▶ Source text:
— Begin —
Mahmud ibn Husayn ibn Muhammed al-Kashgari was an 11th-century Kara-Khanid scholar and lexicographer of the Turkic languages from Kashgar.

His father, Husayn, was the mayor of Barsgan, a town in the southeastern part of the lake of Issyk-Kul (nowadays village of Barskoon in Northern Kyrgyzstan's Issyk-Kul Region) and related to the ruling dynasty of Kara-Khanid Khanate.

Work

Al-Kashgari studied the Turkic languages of his time and in Baghdad he compiled the first comprehensive dictionary of Turkic languages, the  (English: "Compendium of the languages of the Turks") in 1072–74. It was intended for use by the Abbasid Caliphate, the new Arab allies of the Turks. Mahmud Kashgari's comprehensive dictionary, later edited by the Turkish historian, Ali Amiri, contains specimens of old Turkic poetry in the typical form of quatrains (Persio-Arabic , rubā'iyāt; ), representing all the principal genres: epic, pastoral, didactic, lyric and elegiac. His book also included the first known map of the areas inhabited by Turkic peoples. This map is housed at the National Library in Istanbul.

Dīwān Lughāt al-Turk also contains linguistic data about multiple Turkic dialects that may have been gathered from merchants and others involved in trade along routes that travelled through the Oguz steppe. The origin of the compiled information is not known. Scholars believe it is likely that Kashgari would have gathered most of the content about Oguz-Turkmen from Oguz tribes in Khorasan, since he himself was a student in Seljuk Baghdad, but it is possible that some of this material could have come from early Turkmen. Scholars have not yet come to a settled conclusion, however.
— End —
▶ Material:
— Begin —
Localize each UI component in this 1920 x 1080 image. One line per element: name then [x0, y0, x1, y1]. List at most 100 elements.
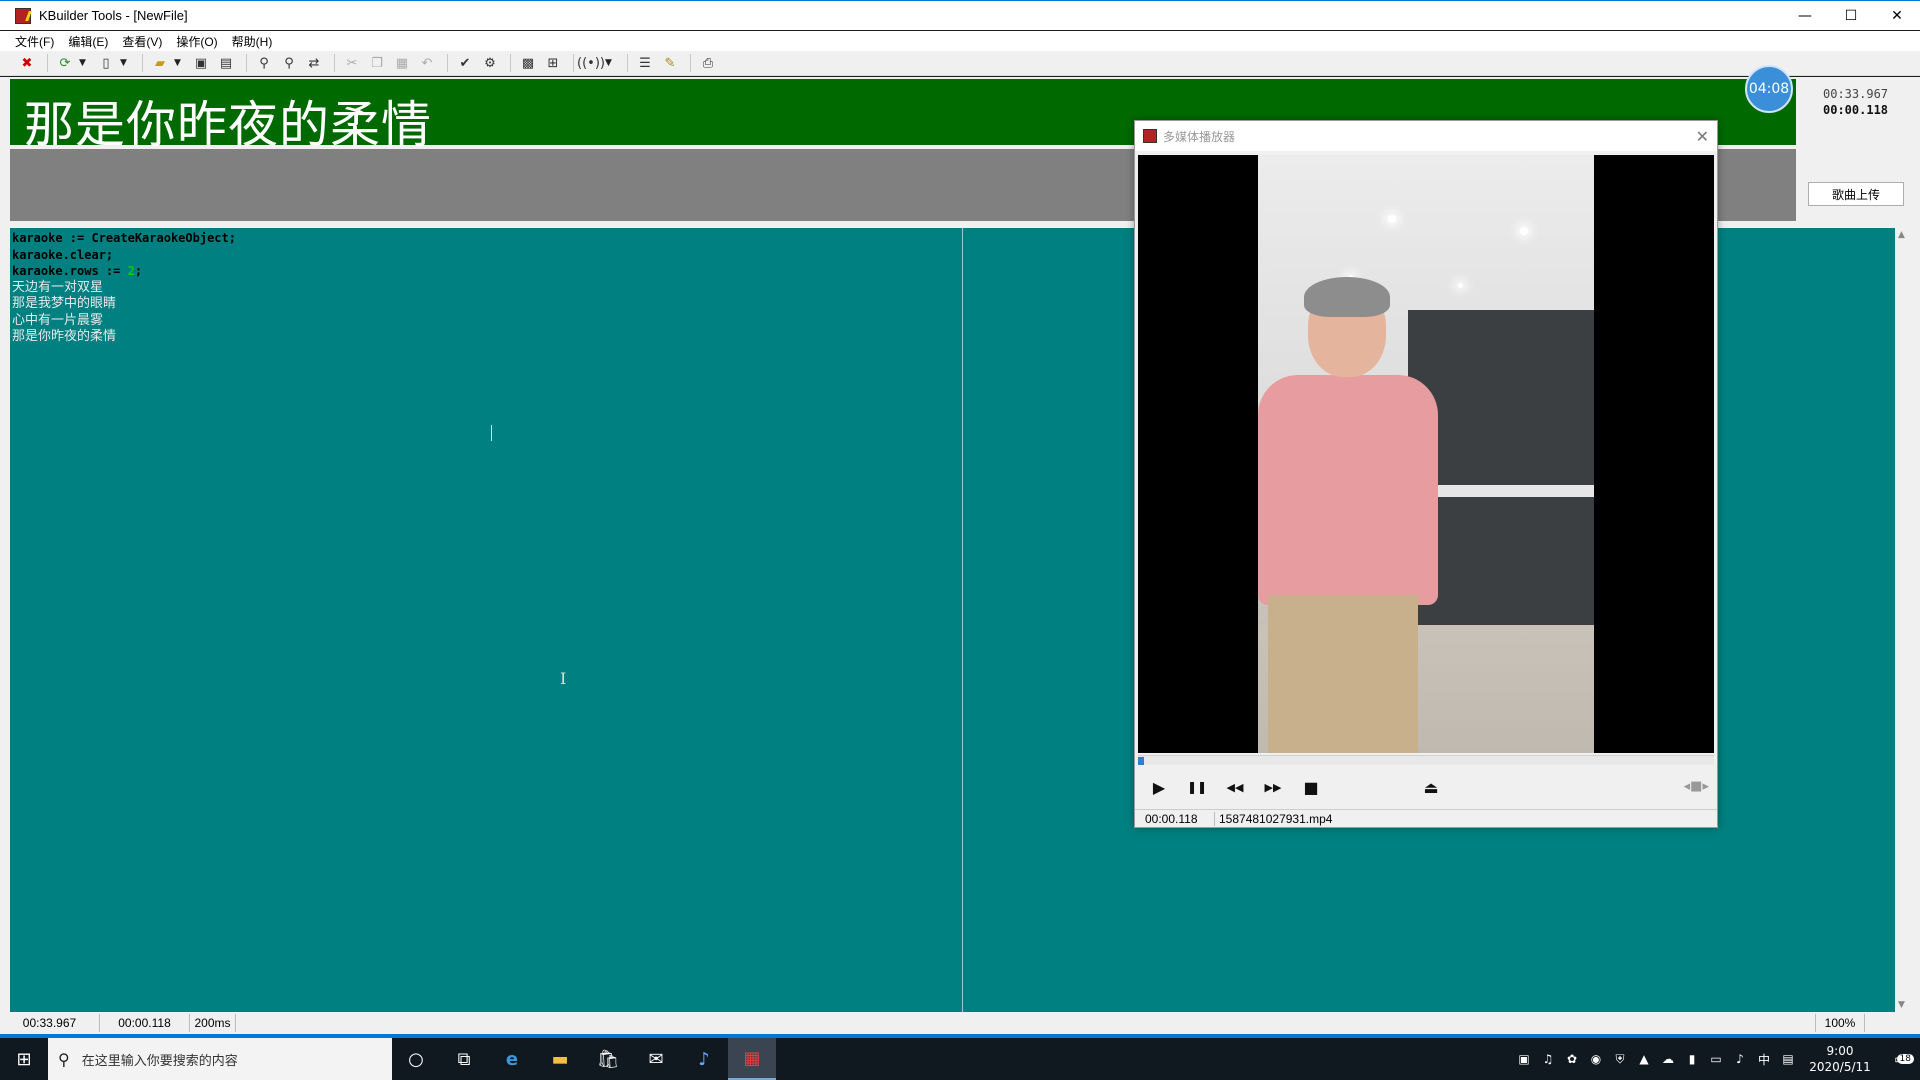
taskbar-search[interactable]: ⚲ 在这里输入你要搜索的内容: [48, 1038, 392, 1080]
lyric-line: 那是我梦中的眼睛: [12, 296, 117, 311]
store-icon[interactable]: 🛍: [584, 1038, 632, 1080]
exit-icon[interactable]: ✖: [16, 53, 38, 73]
settings-icon[interactable]: ✎: [659, 53, 681, 73]
task-view-icon[interactable]: ⧉: [440, 1038, 488, 1080]
minimize-button[interactable]: —: [1782, 1, 1828, 31]
offset-readout: 00:00.118: [1823, 103, 1889, 117]
status-bar: 00:33.967 00:00.118 200ms 100%: [0, 1012, 1920, 1034]
stop-button[interactable]: ■: [1299, 775, 1323, 799]
player-filename: 1587481027931.mp4: [1219, 811, 1333, 826]
tray-app-icon[interactable]: ▣: [1512, 1052, 1536, 1066]
open-dropdown-icon[interactable]: ▼: [174, 58, 184, 68]
ceiling-light: [1520, 227, 1528, 235]
media-player-window[interactable]: 多媒体播放器 ✕ ▶ ❚❚ ◀◀ ▶▶ ■ ⏏ ◂■▸ 00:00.118 15…: [1134, 120, 1718, 828]
run-icon[interactable]: ⚙: [479, 53, 501, 73]
tray-cloud-icon[interactable]: ☁: [1656, 1052, 1680, 1066]
keyboard-icon[interactable]: ▤: [1776, 1052, 1800, 1066]
player-controls: ▶ ❚❚ ◀◀ ▶▶ ■ ⏏ ◂■▸: [1135, 769, 1717, 805]
maximize-button[interactable]: ☐: [1828, 1, 1874, 31]
editor-splitter[interactable]: [962, 228, 963, 1012]
cut-icon[interactable]: ✂: [341, 53, 363, 73]
toolbar-separator: [142, 54, 143, 72]
scroll-up-icon[interactable]: ▲: [1898, 230, 1905, 240]
status-interval: 200ms: [190, 1014, 236, 1032]
video-frame[interactable]: [1138, 155, 1714, 753]
app-icon: [15, 7, 31, 24]
kbuilder-taskbar-icon[interactable]: ♪: [680, 1038, 728, 1080]
volume-icon[interactable]: ♪: [1728, 1052, 1752, 1066]
window-controls: — ☐ ✕: [1782, 1, 1920, 31]
code-line: karaoke.rows := 2;: [12, 263, 236, 280]
undo-icon[interactable]: ↶: [416, 53, 438, 73]
person-hair: [1304, 277, 1390, 317]
player-close-icon[interactable]: ✕: [1696, 127, 1709, 146]
pause-button[interactable]: ❚❚: [1185, 775, 1209, 799]
eject-button[interactable]: ⏏: [1419, 775, 1443, 799]
broadcast-icon[interactable]: ((•)): [577, 53, 605, 73]
menu-help[interactable]: 帮助(H): [225, 33, 280, 50]
code-token: karaoke.rows :=: [12, 264, 128, 278]
mail-icon[interactable]: ✉: [632, 1038, 680, 1080]
copy-icon[interactable]: ❐: [366, 53, 388, 73]
close-button[interactable]: ✕: [1874, 1, 1920, 31]
windows-start-icon[interactable]: ⊞: [0, 1038, 48, 1080]
paste-icon[interactable]: ▦: [391, 53, 413, 73]
list-icon[interactable]: ☰: [634, 53, 656, 73]
code-number: 2: [127, 264, 135, 278]
vertical-scrollbar[interactable]: ▲ ▼: [1895, 228, 1910, 1012]
player-title-bar[interactable]: 多媒体播放器 ✕: [1135, 121, 1717, 151]
lyric-line: 心中有一片晨雾: [12, 312, 104, 328]
player-progress-bar[interactable]: [1138, 755, 1714, 765]
tray-app-icon[interactable]: ♫: [1536, 1052, 1560, 1066]
tray-app-icon[interactable]: ▲: [1632, 1052, 1656, 1066]
new-dropdown-icon[interactable]: ▼: [120, 58, 130, 68]
broadcast-dropdown-icon[interactable]: ▼: [605, 58, 615, 68]
export-icon[interactable]: ⎙: [697, 53, 719, 73]
record-icon[interactable]: ⊞: [542, 53, 564, 73]
code-line: karaoke := CreateKaraokeObject;: [12, 231, 236, 245]
player-time: 00:00.118: [1135, 811, 1215, 826]
notification-center-icon[interactable]: ▭18: [1880, 1052, 1920, 1066]
find-icon[interactable]: ⚲: [253, 53, 275, 73]
clock-date: 2020/5/11: [1809, 1060, 1871, 1074]
new-file-icon[interactable]: ▯: [95, 53, 117, 73]
refresh-icon[interactable]: ⟳: [54, 53, 76, 73]
tray-security-icon[interactable]: ⛨: [1608, 1052, 1632, 1067]
microphone-icon[interactable]: ▮: [1680, 1052, 1704, 1066]
status-zoom: 100%: [1815, 1014, 1865, 1032]
toolbar-separator: [510, 54, 511, 72]
kbuilder-tools-taskbar-icon[interactable]: ▦: [728, 1038, 776, 1080]
forward-button[interactable]: ▶▶: [1261, 775, 1285, 799]
open-folder-icon[interactable]: ▰: [149, 53, 171, 73]
clock[interactable]: 9:00 2020/5/11: [1800, 1043, 1880, 1075]
tray-app-icon[interactable]: ✿: [1560, 1052, 1584, 1066]
replace-icon[interactable]: ⇄: [303, 53, 325, 73]
menu-view[interactable]: 查看(V): [115, 33, 169, 50]
compile-icon[interactable]: ✔: [454, 53, 476, 73]
volume-icon[interactable]: ◂■▸: [1684, 779, 1709, 794]
scroll-down-icon[interactable]: ▼: [1898, 1000, 1905, 1010]
find-next-icon[interactable]: ⚲: [278, 53, 300, 73]
ibeam-cursor-icon: I: [560, 669, 567, 688]
edge-icon[interactable]: e: [488, 1038, 536, 1080]
save-all-icon[interactable]: ▤: [215, 53, 237, 73]
play-button[interactable]: ▶: [1147, 775, 1171, 799]
video-image: [1258, 155, 1594, 753]
lyric-line: 天边有一对双星: [12, 279, 104, 295]
rewind-button[interactable]: ◀◀: [1223, 775, 1247, 799]
save-icon[interactable]: ▣: [190, 53, 212, 73]
search-placeholder: 在这里输入你要搜索的内容: [81, 1053, 238, 1069]
preview-icon[interactable]: ▩: [517, 53, 539, 73]
upload-song-button[interactable]: 歌曲上传: [1808, 182, 1904, 206]
tray-app-icon[interactable]: ◉: [1584, 1052, 1608, 1066]
refresh-dropdown-icon[interactable]: ▼: [79, 58, 89, 68]
ime-indicator[interactable]: 中: [1752, 1051, 1776, 1068]
menu-edit[interactable]: 编辑(E): [61, 33, 115, 50]
menu-file[interactable]: 文件(F): [8, 33, 61, 50]
network-icon[interactable]: ▭: [1704, 1052, 1728, 1066]
file-explorer-icon[interactable]: ▬: [536, 1038, 584, 1080]
window-title: KBuilder Tools - [NewFile]: [39, 8, 188, 23]
lyric-line: 那是你昨夜的柔情: [12, 329, 117, 344]
menu-operate[interactable]: 操作(O): [169, 33, 224, 50]
cortana-icon[interactable]: ○: [392, 1038, 440, 1080]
— End —
▶ Instructions:
**1)** Extract the passage on Mahmud al-Kashgari from "Al-Kashgari studied the" to "Library in Istanbul.", copying it word for word.
**2)** Continue the text on Mahmud al-Kashgari, beginning after its final sentence.

▶ Written answers:
**1)**
Al-Kashgari studied the Turkic languages of his time and in Baghdad he compiled the first comprehensive dictionary of Turkic languages, the  (English: "Compendium of the languages of the Turks") in 1072–74. It was intended for use by the Abbasid Caliphate, the new Arab allies of the Turks. Mahmud Kashgari's comprehensive dictionary, later edited by the Turkish historian, Ali Amiri, contains specimens of old Turkic poetry in the typical form of quatrains (Persio-Arabic , rubā'iyāt; ), representing all the principal genres: epic, pastoral, didactic, lyric and elegiac. His book also included the first known map of the areas inhabited by Turkic peoples. This map is housed at the National Library in Istanbul.

**2)**
Al-Kashgari advocated monolingualism and the linguistic purism of the Turkic languages and held a belief in the superiority of nomadic people (the Turkic tribes had traditionally been nomads) over urban populations. Most of his Turkic-speaking contemporaries were bilingual in Tajik (a Persian language), which was then the urban and literary language of Central Asia.

Even so, Kashgari praised the dialect spoken by the bilingual Uyghurs as "pure" and "most correct" on par with those of Turkic monolinguals.

The non-Muslim Turks worship of Tengri was mocked and insulted by the Muslim Turk Mahmud al-Kashgari, who wrote a verse referring to them – The Infidels – May God destroy them!

Kashgari claimed that the Prophet assisted in a miraculous event where 700,000 Yabāqu "infidels" were defeated by 40,000 Muslims led by Arslān Tegīn claiming that fires shot sparks from gates located on a green mountain towards the Yabāqu. The Yabaqu were a Turkic people.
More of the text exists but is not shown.